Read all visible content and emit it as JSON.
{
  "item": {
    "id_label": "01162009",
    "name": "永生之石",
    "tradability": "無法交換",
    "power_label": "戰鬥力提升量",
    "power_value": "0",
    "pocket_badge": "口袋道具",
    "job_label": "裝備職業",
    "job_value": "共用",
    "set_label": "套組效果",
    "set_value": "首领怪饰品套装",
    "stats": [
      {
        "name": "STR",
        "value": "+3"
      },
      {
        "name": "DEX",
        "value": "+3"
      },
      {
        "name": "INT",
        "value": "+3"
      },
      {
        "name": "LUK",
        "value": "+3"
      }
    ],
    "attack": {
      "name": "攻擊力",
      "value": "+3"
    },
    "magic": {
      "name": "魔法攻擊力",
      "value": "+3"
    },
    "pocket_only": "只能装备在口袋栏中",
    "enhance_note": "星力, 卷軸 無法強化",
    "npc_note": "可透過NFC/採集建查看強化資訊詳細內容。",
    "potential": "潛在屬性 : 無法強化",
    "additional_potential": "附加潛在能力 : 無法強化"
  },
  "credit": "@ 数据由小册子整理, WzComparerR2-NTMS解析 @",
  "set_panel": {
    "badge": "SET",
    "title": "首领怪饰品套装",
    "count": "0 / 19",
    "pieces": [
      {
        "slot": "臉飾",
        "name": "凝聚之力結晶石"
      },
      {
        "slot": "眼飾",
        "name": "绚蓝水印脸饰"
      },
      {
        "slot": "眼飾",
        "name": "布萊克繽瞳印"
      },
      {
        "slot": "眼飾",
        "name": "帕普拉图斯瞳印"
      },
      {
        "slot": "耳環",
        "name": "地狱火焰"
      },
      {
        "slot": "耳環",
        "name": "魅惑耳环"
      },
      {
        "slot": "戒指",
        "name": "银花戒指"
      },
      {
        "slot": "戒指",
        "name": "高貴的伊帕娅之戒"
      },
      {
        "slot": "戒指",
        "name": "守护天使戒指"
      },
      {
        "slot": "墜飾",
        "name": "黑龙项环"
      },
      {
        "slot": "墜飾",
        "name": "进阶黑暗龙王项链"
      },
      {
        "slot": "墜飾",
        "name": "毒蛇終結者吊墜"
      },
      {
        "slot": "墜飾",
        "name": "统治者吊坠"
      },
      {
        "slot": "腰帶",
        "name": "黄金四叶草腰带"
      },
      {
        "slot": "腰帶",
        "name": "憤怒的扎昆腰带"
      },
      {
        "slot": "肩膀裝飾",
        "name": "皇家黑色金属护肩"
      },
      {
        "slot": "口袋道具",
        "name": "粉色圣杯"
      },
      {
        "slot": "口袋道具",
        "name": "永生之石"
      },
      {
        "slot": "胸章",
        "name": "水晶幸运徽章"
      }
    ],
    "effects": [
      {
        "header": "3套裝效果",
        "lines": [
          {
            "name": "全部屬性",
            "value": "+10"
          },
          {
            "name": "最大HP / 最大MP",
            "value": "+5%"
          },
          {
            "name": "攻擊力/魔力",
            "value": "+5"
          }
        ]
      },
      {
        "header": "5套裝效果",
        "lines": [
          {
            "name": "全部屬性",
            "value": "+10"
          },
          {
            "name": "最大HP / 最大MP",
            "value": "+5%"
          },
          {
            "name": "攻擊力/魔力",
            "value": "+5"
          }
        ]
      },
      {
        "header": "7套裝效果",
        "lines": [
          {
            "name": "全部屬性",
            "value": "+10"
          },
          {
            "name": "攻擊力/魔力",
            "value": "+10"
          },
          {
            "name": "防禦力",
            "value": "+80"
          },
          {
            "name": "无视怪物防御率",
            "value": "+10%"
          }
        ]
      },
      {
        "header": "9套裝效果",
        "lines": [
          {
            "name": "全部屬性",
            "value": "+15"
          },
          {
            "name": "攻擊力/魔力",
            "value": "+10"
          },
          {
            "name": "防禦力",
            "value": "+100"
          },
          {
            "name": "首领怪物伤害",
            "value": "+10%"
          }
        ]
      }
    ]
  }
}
--------------------
● **Exercise description**
Output all records verbatim.

● **Result of this task**
Read all visible content and emit it as JSON.
{
  "item": {
    "id_label": "01162009",
    "name": "永生之石",
    "tradability": "無法交換",
    "power_label": "戰鬥力提升量",
    "power_value": "0",
    "pocket_badge": "口袋道具",
    "job_label": "裝備職業",
    "job_value": "共用",
    "set_label": "套組效果",
    "set_value": "首领怪饰品套装",
    "stats": [
      {
        "name": "STR",
        "value": "+3"
      },
      {
        "name": "DEX",
        "value": "+3"
      },
      {
        "name": "INT",
        "value": "+3"
      },
      {
        "name": "LUK",
        "value": "+3"
      }
    ],
    "attack": {
      "name": "攻擊力",
      "value": "+3"
    },
    "magic": {
      "name": "魔法攻擊力",
      "value": "+3"
    },
    "pocket_only": "只能装备在口袋栏中",
    "enhance_note": "星力, 卷軸 無法強化",
    "npc_note": "可透過NFC/採集建查看強化資訊詳細內容。",
    "potential": "潛在屬性 : 無法強化",
    "additional_potential": "附加潛在能力 : 無法強化"
  },
  "credit": "@ 数据由小册子整理, WzComparerR2-NTMS解析 @",
  "set_panel": {
    "badge": "SET",
    "title": "首领怪饰品套装",
    "count": "0 / 19",
    "pieces": [
      {
        "slot": "臉飾",
        "name": "凝聚之力結晶石"
      },
      {
        "slot": "眼飾",
        "name": "绚蓝水印脸饰"
      },
      {
        "slot": "眼飾",
        "name": "布萊克繽瞳印"
      },
      {
        "slot": "眼飾",
        "name": "帕普拉图斯瞳印"
      },
      {
        "slot": "耳環",
        "name": "地狱火焰"
      },
      {
        "slot": "耳環",
        "name": "魅惑耳环"
      },
      {
        "slot": "戒指",
        "name": "银花戒指"
      },
      {
        "slot": "戒指",
        "name": "高貴的伊帕娅之戒"
      },
      {
        "slot": "戒指",
        "name": "守护天使戒指"
      },
      {
        "slot": "墜飾",
        "name": "黑龙项环"
      },
      {
        "slot": "墜飾",
        "name": "进阶黑暗龙王项链"
      },
      {
        "slot": "墜飾",
        "name": "毒蛇終結者吊墜"
      },
      {
        "slot": "墜飾",
        "name": "统治者吊坠"
      },
      {
        "slot": "腰帶",
        "name": "黄金四叶草腰带"
      },
      {
        "slot": "腰帶",
        "name": "憤怒的扎昆腰带"
      },
      {
        "slot": "肩膀裝飾",
        "name": "皇家黑色金属护肩"
      },
      {
        "slot": "口袋道具",
        "name": "粉色圣杯"
      },
      {
        "slot": "口袋道具",
        "name": "永生之石"
      },
      {
        "slot": "胸章",
        "name": "水晶幸运徽章"
      }
    ],
    "effects": [
      {
        "header": "3套裝效果",
        "lines": [
          {
            "name": "全部屬性",
            "value": "+10"
          },
          {
            "name": "最大HP / 最大MP",
            "value": "+5%"
          },
          {
            "name": "攻擊力/魔力",
            "value": "+5"
          }
        ]
      },
      {
        "header": "5套裝效果",
        "lines": [
          {
            "name": "全部屬性",
            "value": "+10"
          },
          {
            "name": "最大HP / 最大MP",
            "value": "+5%"
          },
          {
            "name": "攻擊力/魔力",
            "value": "+5"
          }
        ]
      },
      {
        "header": "7套裝效果",
        "lines": [
          {
            "name": "全部屬性",
            "value": "+10"
          },
          {
            "name": "攻擊力/魔力",
            "value": "+10"
          },
          {
            "name": "防禦力",
            "value": "+80"
          },
          {
            "name": "无视怪物防御率",
            "value": "+10%"
          }
        ]
      },
      {
        "header": "9套裝效果",
        "lines": [
          {
            "name": "全部屬性",
            "value": "+15"
          },
          {
            "name": "攻擊力/魔力",
            "value": "+10"
          },
          {
            "name": "防禦力",
            "value": "+100"
          },
          {
            "name": "首领怪物伤害",
            "value": "+10%"
          }
        ]
      }
    ]
  }
}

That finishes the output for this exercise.